[TASK DETAILS]:
Review the lines that follow and copy each one that contains the word "tersebut".

[SUPPLIED MATERIAL]:
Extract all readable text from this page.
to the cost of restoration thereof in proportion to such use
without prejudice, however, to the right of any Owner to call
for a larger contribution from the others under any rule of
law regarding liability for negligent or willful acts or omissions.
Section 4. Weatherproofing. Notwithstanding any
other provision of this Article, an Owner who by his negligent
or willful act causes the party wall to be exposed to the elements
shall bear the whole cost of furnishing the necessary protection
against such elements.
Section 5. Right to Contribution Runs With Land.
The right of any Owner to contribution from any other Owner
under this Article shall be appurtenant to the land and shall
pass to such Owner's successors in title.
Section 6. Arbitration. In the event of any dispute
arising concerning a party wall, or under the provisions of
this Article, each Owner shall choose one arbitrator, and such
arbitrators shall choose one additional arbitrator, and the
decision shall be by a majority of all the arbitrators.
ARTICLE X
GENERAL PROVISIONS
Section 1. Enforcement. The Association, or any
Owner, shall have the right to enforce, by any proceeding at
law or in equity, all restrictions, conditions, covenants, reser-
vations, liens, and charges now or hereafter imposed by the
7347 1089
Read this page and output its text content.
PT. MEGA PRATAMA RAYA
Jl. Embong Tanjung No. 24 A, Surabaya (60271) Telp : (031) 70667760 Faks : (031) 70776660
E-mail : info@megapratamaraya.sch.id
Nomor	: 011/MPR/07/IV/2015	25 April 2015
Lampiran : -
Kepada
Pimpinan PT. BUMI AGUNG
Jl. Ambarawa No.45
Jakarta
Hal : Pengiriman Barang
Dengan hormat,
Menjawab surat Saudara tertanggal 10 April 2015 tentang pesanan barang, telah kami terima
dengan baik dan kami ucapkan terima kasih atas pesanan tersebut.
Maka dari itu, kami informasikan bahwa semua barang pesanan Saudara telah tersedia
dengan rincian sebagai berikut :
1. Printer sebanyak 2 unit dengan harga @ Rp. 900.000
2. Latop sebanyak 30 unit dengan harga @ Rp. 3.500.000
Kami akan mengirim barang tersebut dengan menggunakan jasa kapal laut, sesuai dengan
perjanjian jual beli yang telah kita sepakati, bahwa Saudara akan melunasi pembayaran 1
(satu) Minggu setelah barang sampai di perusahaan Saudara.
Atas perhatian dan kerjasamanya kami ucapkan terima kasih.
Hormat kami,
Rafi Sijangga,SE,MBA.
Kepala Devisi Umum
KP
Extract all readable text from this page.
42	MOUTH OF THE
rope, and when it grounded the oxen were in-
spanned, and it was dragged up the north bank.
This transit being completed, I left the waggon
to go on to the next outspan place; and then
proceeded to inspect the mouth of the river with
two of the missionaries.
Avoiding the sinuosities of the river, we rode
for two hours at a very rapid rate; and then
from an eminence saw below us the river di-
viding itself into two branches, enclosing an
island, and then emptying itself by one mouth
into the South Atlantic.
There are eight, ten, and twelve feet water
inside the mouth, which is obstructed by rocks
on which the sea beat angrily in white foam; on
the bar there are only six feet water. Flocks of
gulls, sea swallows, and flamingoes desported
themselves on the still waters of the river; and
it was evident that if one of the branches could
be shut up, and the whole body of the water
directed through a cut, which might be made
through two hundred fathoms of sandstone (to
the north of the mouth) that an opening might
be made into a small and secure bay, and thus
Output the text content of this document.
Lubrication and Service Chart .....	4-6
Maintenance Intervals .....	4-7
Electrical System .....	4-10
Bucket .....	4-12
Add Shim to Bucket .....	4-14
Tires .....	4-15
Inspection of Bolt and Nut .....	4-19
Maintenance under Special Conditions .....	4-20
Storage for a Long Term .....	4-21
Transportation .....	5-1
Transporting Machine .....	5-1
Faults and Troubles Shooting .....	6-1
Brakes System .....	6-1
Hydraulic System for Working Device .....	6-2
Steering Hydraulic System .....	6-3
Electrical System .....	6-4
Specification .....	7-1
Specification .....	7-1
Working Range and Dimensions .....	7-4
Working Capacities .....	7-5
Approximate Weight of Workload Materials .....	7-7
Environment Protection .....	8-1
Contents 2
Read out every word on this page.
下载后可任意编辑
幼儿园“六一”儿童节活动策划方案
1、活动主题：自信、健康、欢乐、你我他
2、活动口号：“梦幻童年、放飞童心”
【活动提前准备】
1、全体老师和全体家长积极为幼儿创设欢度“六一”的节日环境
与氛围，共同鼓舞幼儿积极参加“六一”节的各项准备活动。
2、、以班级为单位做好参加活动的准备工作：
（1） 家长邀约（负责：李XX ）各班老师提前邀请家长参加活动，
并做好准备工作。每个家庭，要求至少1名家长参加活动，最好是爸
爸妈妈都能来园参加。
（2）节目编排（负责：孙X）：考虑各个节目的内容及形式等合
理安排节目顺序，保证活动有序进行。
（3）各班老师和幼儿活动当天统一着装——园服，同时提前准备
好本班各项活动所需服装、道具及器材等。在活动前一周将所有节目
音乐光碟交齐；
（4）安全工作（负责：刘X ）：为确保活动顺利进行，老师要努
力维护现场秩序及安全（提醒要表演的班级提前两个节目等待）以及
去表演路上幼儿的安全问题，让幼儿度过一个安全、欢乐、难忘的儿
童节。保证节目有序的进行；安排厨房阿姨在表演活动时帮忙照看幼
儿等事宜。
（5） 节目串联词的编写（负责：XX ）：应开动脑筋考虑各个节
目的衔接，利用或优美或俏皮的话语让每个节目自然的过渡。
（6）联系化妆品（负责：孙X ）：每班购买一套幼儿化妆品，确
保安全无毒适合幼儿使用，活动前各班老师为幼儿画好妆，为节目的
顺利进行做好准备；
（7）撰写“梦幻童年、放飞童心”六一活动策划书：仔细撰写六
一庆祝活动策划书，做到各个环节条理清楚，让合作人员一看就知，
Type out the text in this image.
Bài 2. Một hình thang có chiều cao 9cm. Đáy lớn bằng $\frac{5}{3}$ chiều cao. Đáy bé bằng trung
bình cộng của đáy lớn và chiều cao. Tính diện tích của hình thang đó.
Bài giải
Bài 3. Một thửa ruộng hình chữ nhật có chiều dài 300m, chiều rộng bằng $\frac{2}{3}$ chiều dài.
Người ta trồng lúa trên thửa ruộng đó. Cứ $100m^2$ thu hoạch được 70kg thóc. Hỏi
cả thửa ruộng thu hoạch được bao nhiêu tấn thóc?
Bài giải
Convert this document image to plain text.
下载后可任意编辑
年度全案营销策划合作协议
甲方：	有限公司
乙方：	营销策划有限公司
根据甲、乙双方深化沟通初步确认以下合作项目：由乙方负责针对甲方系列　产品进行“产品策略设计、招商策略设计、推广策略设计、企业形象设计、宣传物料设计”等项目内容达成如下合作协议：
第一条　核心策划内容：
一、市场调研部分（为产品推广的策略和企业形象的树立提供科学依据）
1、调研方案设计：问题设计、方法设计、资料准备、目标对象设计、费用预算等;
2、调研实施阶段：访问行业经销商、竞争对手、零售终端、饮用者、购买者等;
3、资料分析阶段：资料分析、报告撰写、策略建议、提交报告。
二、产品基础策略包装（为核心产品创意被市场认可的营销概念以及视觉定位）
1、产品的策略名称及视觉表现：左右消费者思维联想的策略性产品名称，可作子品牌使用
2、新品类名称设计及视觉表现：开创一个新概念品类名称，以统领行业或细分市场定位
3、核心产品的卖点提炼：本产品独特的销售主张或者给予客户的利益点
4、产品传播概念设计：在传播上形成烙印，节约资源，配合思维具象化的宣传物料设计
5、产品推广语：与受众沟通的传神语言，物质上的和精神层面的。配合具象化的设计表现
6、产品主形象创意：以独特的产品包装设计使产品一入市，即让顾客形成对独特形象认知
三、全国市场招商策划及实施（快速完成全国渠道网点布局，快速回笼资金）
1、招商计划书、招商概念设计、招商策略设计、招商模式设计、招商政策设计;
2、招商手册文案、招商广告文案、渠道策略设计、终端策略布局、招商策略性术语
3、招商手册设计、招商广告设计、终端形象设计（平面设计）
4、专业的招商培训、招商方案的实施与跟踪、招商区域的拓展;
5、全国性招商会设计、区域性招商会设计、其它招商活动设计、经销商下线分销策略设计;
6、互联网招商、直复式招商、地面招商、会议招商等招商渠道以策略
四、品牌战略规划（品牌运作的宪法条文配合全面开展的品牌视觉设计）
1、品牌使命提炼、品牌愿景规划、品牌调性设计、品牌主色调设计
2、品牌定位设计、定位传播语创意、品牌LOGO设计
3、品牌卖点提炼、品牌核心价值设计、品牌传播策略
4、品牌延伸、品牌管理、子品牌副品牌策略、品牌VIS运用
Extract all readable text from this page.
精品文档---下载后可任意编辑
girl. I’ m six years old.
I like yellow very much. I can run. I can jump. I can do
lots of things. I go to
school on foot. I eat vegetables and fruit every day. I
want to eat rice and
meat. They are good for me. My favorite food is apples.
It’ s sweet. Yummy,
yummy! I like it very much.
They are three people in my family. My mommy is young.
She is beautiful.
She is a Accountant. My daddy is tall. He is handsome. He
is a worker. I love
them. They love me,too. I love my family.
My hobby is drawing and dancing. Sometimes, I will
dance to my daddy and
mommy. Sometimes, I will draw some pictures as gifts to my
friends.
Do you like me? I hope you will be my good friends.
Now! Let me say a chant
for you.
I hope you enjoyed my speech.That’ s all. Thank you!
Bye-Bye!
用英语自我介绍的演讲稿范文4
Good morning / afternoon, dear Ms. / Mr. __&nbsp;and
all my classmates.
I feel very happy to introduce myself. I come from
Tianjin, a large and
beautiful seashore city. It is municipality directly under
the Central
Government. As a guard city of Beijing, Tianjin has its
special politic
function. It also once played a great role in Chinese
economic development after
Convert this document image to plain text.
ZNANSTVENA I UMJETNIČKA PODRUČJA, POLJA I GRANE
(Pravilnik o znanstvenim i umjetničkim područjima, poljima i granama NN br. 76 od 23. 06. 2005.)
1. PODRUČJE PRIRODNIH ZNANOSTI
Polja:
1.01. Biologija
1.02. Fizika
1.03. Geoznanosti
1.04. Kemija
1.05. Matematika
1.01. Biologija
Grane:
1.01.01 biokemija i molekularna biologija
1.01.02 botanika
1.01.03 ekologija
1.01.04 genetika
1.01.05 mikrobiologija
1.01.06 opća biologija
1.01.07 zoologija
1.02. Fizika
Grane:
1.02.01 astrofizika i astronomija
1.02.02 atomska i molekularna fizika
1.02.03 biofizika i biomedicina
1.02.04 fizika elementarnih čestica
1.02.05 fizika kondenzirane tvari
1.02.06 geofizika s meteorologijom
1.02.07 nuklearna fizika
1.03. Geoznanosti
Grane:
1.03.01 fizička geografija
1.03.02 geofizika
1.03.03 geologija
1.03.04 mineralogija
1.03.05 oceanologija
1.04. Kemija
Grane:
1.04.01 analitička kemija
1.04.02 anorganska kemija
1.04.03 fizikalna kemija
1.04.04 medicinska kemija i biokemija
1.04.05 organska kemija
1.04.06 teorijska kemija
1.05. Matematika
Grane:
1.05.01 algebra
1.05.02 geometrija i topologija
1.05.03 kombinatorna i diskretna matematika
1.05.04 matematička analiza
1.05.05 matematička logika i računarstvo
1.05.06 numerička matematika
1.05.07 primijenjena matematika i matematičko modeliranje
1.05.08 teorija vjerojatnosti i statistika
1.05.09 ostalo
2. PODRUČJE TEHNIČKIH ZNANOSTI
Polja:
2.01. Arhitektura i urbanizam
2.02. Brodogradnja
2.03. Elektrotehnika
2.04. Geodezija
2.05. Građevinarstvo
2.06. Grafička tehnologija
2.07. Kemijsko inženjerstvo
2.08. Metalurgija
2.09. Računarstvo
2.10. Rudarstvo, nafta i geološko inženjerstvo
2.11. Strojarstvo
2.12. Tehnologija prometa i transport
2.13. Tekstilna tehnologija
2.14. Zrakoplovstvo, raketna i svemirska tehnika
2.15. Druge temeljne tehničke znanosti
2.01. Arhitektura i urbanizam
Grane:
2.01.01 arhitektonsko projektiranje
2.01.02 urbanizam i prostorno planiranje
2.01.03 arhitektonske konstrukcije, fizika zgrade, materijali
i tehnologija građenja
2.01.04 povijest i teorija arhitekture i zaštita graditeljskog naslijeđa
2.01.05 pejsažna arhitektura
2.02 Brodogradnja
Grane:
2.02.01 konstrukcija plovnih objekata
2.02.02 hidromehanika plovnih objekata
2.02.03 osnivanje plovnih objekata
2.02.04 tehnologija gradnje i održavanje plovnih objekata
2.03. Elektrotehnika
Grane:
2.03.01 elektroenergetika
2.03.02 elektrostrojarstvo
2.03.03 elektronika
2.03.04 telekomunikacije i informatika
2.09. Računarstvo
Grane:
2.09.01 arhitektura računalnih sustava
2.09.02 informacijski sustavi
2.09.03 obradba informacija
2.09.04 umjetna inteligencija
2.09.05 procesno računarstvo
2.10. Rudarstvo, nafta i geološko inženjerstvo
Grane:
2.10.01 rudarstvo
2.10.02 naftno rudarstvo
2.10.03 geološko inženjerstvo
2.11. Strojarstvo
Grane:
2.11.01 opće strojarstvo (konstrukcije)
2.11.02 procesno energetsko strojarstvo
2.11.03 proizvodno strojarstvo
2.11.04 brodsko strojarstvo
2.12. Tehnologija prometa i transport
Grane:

[EXERCISE SOLUTION]:
dengan baik dan kami ucapkan terima kasih atas pesanan tersebut.
Kami akan mengirim barang tersebut dengan menggunakan jasa kapal laut, sesuai dengan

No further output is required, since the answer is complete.